_DATA EXCERPTS_.
---------------
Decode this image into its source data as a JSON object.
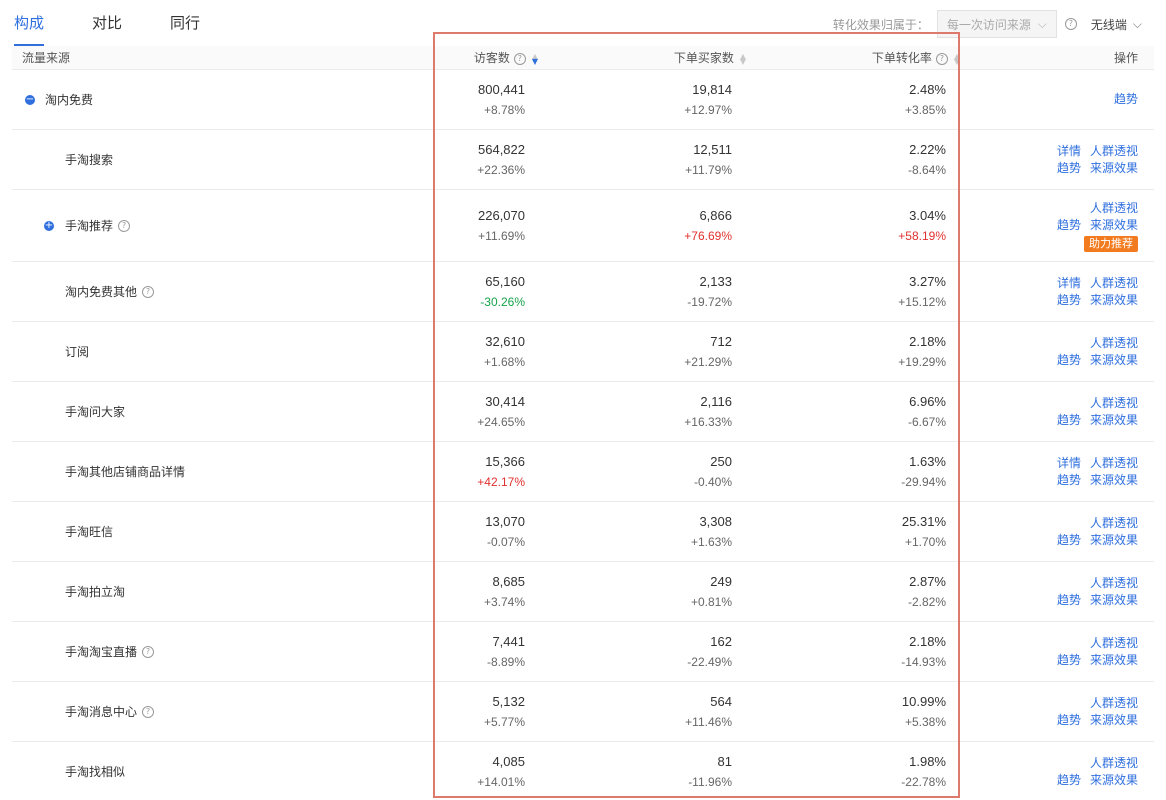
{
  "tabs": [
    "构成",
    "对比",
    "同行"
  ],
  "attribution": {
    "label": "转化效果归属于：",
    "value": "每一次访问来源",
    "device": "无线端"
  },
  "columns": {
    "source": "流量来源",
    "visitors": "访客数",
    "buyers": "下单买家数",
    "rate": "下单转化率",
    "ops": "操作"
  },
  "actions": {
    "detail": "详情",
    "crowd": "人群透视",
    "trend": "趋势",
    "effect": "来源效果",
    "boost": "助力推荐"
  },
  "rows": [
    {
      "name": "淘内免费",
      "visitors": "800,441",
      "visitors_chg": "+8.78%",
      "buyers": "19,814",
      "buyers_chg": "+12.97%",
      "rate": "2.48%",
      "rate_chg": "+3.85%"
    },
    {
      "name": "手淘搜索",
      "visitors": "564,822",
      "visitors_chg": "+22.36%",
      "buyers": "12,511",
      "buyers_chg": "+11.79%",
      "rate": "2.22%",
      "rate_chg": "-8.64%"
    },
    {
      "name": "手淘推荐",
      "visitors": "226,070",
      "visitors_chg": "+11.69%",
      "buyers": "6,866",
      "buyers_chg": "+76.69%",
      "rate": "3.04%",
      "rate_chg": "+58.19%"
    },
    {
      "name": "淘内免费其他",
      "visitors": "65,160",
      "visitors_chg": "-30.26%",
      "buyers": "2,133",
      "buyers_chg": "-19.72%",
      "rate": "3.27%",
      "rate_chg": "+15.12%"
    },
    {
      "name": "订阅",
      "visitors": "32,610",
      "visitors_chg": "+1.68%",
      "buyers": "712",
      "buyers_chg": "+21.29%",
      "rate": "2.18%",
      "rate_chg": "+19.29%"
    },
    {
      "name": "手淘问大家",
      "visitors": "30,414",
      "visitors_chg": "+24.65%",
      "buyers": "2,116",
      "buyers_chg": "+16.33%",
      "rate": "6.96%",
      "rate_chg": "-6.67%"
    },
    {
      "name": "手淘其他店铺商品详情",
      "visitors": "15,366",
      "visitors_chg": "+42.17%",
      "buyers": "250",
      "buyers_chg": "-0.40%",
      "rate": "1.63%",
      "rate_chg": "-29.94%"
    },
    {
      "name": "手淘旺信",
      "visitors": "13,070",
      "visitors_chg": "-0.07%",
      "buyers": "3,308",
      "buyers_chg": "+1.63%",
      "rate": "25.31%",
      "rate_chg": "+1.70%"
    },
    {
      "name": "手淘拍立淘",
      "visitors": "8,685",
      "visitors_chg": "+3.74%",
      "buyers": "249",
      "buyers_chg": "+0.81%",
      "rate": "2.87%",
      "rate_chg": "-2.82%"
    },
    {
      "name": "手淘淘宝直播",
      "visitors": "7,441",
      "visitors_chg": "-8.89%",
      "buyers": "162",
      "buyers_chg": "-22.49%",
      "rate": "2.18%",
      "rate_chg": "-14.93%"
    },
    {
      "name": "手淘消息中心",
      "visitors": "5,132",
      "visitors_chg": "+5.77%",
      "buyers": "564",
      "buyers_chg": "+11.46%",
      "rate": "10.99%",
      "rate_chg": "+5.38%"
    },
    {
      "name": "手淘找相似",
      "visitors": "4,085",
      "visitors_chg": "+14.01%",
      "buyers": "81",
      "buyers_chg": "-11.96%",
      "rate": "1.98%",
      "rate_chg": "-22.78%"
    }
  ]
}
---------------
_REQUIRED TASK_.
Drop the images and quote the entries word for word.

_SOLVED EXERCISE_.
Decode this image into its source data as a JSON object.
{
  "tabs": [
    "构成",
    "对比",
    "同行"
  ],
  "attribution": {
    "label": "转化效果归属于：",
    "value": "每一次访问来源",
    "device": "无线端"
  },
  "columns": {
    "source": "流量来源",
    "visitors": "访客数",
    "buyers": "下单买家数",
    "rate": "下单转化率",
    "ops": "操作"
  },
  "actions": {
    "detail": "详情",
    "crowd": "人群透视",
    "trend": "趋势",
    "effect": "来源效果",
    "boost": "助力推荐"
  },
  "rows": [
    {
      "name": "淘内免费",
      "visitors": "800,441",
      "visitors_chg": "+8.78%",
      "buyers": "19,814",
      "buyers_chg": "+12.97%",
      "rate": "2.48%",
      "rate_chg": "+3.85%"
    },
    {
      "name": "手淘搜索",
      "visitors": "564,822",
      "visitors_chg": "+22.36%",
      "buyers": "12,511",
      "buyers_chg": "+11.79%",
      "rate": "2.22%",
      "rate_chg": "-8.64%"
    },
    {
      "name": "手淘推荐",
      "visitors": "226,070",
      "visitors_chg": "+11.69%",
      "buyers": "6,866",
      "buyers_chg": "+76.69%",
      "rate": "3.04%",
      "rate_chg": "+58.19%"
    },
    {
      "name": "淘内免费其他",
      "visitors": "65,160",
      "visitors_chg": "-30.26%",
      "buyers": "2,133",
      "buyers_chg": "-19.72%",
      "rate": "3.27%",
      "rate_chg": "+15.12%"
    },
    {
      "name": "订阅",
      "visitors": "32,610",
      "visitors_chg": "+1.68%",
      "buyers": "712",
      "buyers_chg": "+21.29%",
      "rate": "2.18%",
      "rate_chg": "+19.29%"
    },
    {
      "name": "手淘问大家",
      "visitors": "30,414",
      "visitors_chg": "+24.65%",
      "buyers": "2,116",
      "buyers_chg": "+16.33%",
      "rate": "6.96%",
      "rate_chg": "-6.67%"
    },
    {
      "name": "手淘其他店铺商品详情",
      "visitors": "15,366",
      "visitors_chg": "+42.17%",
      "buyers": "250",
      "buyers_chg": "-0.40%",
      "rate": "1.63%",
      "rate_chg": "-29.94%"
    },
    {
      "name": "手淘旺信",
      "visitors": "13,070",
      "visitors_chg": "-0.07%",
      "buyers": "3,308",
      "buyers_chg": "+1.63%",
      "rate": "25.31%",
      "rate_chg": "+1.70%"
    },
    {
      "name": "手淘拍立淘",
      "visitors": "8,685",
      "visitors_chg": "+3.74%",
      "buyers": "249",
      "buyers_chg": "+0.81%",
      "rate": "2.87%",
      "rate_chg": "-2.82%"
    },
    {
      "name": "手淘淘宝直播",
      "visitors": "7,441",
      "visitors_chg": "-8.89%",
      "buyers": "162",
      "buyers_chg": "-22.49%",
      "rate": "2.18%",
      "rate_chg": "-14.93%"
    },
    {
      "name": "手淘消息中心",
      "visitors": "5,132",
      "visitors_chg": "+5.77%",
      "buyers": "564",
      "buyers_chg": "+11.46%",
      "rate": "10.99%",
      "rate_chg": "+5.38%"
    },
    {
      "name": "手淘找相似",
      "visitors": "4,085",
      "visitors_chg": "+14.01%",
      "buyers": "81",
      "buyers_chg": "-11.96%",
      "rate": "1.98%",
      "rate_chg": "-22.78%"
    }
  ]
}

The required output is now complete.